Consigne écrite: Écrivez la suite du texte sur les végans et la dissonance cognitive présenté ci-dessous, en reprenant juste après sa dernière phrase.

Texte de la page:
________________________

Les choix des végans mettent en lumière la dissonance cognitive du reste de la population

Publié le par Jean-Louis Schmitt

Les militants végans sont souvent la cible de quolibets et d’injures, mais il est pourtant bien difficile de défendre le sort fait à des milliards d’animaux qui éprouvent eux aussi de la douleur et de la crainte, explique dans sa chronique Stéphane Foucart, journaliste au « Monde ».

‘’Lorsque je vois des animaux dans un pré, je ne peux m’empêcher de penser à leur devenir…’’. Photo : JLS (Cliquez pour agrandir)

‘’Lorsque je vois des animaux dans un pré, je ne peux m’empêcher de penser à leur devenir…’’. Photo : JLS (Cliquez pour agrandir)

Rarement communauté aussi numériquement minuscule aura autant fait parler d’elle. Les végans ne forment qu’une fraction de pour cent de la population française, mais leur activisme parvient à peser sur l’opinion et, d’une certaine manière, à la faire évoluer sur la question animale. Depuis moins d’une décennie, celle-ci s’est inscrite dans la conversation publique, même si une large part du monde politique y demeure aimablement sourd. Jeudi 8 octobre, la proposition de loi « relative à des premières mesures d’interdiction de certaines pratiques génératrices de souffrance chez les animaux et d’amélioration des conditions de vie de ces derniers », présentée par Cédric Villani, Delphine Batho et une vingtaine de députés, n’a eu droit qu’à deux heures d’examen à l’Assemblée nationale. Le texte n’a finalement pu être voté.

Le militantisme vegan –qui repose principalement sur la médiatisation d’images insoutenables, dérobées dans les abattoirs ou les élevages intensifs– fait bouger et sensibilise l’opinion mais, de manière paradoxale, les végans eux-mêmes demeurent une catégorie méprisée, voire vilipendée, par la majorité. Le fait de refuser, outre la consommation de toute chair animale, toute forme d’exploitation des bêtes et des produits issus de cette exploitation (laine et cuir, laitages, œufs, etc.), n’est pas interprété comme la pointe avancée et nécessairement radicale d’un combat juste, mais comme une mode grotesque, une extravagance contre laquelle il faudrait lutter. Les végans sont considérés, au mieux comme des doux dingues, au pire comme des fous furieux. Et dans l’espace public comme en société, ils sont au mieux l’objet d’une curiosité légèrement malveillante, au pire la cible de quolibets et d’injures.

________________________

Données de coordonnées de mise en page

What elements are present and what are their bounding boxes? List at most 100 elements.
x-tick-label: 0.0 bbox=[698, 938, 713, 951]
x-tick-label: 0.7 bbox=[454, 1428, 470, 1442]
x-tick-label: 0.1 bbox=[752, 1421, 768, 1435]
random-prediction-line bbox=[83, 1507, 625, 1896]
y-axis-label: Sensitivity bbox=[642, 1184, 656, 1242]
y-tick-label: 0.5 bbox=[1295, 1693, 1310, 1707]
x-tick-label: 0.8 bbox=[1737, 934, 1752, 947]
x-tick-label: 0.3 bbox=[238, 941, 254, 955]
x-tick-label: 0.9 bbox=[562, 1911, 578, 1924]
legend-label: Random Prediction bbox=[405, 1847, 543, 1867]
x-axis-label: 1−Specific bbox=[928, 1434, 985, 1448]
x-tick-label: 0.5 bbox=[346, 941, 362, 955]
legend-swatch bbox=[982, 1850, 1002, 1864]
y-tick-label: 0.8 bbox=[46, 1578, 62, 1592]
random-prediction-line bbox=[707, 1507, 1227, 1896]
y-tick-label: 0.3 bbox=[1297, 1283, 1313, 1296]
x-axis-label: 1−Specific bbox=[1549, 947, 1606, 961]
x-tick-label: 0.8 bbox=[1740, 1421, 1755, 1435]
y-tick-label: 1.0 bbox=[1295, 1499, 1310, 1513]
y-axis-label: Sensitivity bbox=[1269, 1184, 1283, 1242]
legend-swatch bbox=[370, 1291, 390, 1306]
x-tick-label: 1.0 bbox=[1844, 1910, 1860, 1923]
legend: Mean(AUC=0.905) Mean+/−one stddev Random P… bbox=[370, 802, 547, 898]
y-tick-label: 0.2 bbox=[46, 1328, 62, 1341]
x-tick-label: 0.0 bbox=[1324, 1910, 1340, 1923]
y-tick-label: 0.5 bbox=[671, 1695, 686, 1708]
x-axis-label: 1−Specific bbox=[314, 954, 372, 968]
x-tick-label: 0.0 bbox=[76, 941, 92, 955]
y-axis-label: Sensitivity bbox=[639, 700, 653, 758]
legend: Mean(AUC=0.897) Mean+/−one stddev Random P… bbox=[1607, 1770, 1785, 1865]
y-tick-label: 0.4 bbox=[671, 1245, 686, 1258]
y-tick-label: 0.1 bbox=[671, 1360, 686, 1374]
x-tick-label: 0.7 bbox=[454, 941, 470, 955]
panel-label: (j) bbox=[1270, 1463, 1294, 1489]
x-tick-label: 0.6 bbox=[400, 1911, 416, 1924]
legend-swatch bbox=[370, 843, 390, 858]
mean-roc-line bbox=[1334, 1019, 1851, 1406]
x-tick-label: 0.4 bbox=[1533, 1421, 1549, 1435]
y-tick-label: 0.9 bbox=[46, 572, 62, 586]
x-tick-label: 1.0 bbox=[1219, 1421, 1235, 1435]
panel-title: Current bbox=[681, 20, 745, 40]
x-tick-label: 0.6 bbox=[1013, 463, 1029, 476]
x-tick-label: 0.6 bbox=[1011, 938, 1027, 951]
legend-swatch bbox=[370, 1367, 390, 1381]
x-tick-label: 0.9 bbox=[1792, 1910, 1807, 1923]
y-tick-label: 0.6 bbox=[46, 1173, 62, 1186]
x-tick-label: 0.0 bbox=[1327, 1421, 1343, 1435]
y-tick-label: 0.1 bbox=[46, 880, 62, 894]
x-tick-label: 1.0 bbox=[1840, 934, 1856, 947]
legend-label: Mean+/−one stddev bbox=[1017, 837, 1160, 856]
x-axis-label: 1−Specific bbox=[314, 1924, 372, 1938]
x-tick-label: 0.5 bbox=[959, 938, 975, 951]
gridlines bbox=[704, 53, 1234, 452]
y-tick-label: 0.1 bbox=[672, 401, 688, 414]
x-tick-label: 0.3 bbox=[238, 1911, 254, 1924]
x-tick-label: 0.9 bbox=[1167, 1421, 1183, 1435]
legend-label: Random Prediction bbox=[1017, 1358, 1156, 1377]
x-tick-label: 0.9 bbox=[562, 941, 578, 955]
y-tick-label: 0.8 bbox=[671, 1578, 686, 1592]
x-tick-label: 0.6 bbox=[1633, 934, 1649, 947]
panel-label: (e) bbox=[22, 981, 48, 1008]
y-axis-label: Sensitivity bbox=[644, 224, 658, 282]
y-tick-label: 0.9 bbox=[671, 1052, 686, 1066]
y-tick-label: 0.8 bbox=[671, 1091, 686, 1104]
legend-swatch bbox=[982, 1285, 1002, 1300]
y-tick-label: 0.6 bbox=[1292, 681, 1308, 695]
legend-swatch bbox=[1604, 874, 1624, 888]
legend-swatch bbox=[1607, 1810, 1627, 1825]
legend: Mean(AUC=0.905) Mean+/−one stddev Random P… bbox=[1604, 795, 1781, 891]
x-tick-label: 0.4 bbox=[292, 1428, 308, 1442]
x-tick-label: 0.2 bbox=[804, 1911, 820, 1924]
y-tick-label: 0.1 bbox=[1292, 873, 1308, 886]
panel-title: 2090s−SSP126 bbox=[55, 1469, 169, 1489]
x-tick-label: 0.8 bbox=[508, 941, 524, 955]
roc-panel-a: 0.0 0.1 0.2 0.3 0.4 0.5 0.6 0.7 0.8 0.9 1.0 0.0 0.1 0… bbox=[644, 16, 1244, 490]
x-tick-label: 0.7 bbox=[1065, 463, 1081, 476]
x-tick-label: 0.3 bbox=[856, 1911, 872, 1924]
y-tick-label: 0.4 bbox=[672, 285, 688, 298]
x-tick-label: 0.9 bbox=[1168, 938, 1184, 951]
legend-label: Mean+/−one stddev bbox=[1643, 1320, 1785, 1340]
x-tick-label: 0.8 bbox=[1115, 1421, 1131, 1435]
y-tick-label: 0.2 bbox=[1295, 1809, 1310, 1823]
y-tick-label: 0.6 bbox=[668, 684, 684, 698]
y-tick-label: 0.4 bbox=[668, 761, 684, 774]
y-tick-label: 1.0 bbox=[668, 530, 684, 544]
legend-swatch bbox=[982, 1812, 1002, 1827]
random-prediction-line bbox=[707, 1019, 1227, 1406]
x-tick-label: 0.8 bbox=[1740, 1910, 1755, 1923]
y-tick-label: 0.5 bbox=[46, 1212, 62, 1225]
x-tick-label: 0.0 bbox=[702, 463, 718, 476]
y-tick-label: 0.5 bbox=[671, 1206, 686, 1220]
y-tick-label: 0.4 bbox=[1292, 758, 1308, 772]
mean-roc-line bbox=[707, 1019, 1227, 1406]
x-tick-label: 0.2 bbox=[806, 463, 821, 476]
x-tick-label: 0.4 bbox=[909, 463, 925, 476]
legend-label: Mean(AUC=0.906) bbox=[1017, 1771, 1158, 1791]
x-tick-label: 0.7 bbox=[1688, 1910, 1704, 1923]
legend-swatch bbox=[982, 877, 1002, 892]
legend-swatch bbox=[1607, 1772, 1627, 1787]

________________________

Résultat obtenu:
Ces gens sont-ils à ce point fous ? Un ouvrage collectif paru ces jours-ci sous la direction de Renan Larue (Université de Californie à Santa Barbara), ‘’La Pensée végane, 50 regards sur la condition animale’’ (PUF, 656 p., 29,50 euros) entreprend d’explorer la question végane sous une grande diversité de perspectives et de disciplines avec, en filigrane, une tentative de répondre aux questions critiques qui se posent et ont historiquement été posées –depuis le VIe siècle avant notre ère au moins !– à ceux qui prônent le végétarisme ou la fin de l’exploitation des animaux.

Des taux de mortalité inférieurs

« On a toujours mangé de la viande », dira-t-on. Certes. L’exploitation et la consommation des animaux sont en effet des institutions très anciennes –de même que la guerre, l’esclavage ou le patriarcat–, mais est-ce une raison justifiant à elle seule leur perpétuation ? Bien sûr, « il est naturel de manger de la viande » : les lions mangent bien les antilopes. Certes, mais quelle étrange idée de légitimer notre comportement en se comparant à des animaux ! « On risque des carences en se privant de produits animaux », ajoutent certains. En effet, mais pourquoi l’écrasante majorité des études épidémiologiques indiquent des taux de mortalité inférieurs pour les végétariens et les végans, par rapport aux mangeurs de viande ?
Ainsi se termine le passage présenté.